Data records
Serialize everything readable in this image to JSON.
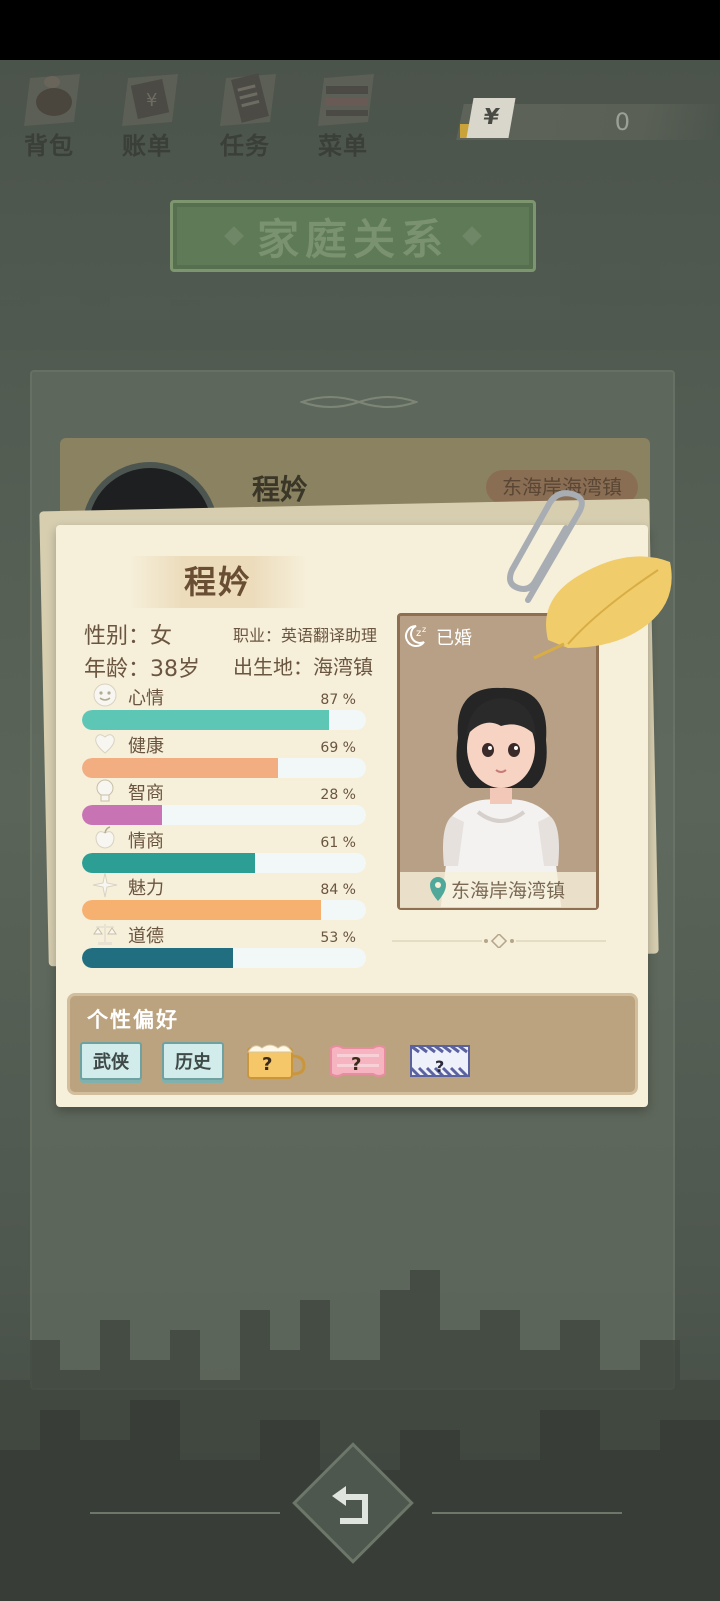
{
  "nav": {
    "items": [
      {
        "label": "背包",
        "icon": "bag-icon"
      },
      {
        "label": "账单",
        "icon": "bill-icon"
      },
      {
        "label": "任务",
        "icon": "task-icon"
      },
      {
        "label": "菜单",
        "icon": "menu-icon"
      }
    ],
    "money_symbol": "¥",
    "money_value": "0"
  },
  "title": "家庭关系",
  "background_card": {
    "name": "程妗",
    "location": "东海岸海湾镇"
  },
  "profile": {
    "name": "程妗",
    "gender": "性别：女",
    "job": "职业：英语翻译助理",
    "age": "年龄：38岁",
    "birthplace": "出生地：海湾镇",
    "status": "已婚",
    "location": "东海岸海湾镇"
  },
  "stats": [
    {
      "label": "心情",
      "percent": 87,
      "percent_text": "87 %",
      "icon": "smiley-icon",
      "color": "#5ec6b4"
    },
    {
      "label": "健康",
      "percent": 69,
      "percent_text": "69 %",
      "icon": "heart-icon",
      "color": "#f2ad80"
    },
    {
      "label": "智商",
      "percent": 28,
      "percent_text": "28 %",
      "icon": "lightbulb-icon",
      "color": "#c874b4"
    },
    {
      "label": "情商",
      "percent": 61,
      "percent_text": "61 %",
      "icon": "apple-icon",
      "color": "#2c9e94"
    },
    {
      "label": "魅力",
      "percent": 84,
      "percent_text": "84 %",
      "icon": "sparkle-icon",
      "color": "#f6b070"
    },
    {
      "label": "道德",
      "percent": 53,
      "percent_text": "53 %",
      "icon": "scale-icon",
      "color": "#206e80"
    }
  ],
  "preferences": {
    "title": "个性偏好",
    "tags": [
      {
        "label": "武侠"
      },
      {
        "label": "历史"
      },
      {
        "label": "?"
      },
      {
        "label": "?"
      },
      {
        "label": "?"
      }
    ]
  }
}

SHORT TASK
Search the data for the string "color" and copy each line where it appears.

FULL ANSWER
      "color": "#5ec6b4"
      "color": "#f2ad80"
      "color": "#c874b4"
      "color": "#2c9e94"
      "color": "#f6b070"
      "color": "#206e80"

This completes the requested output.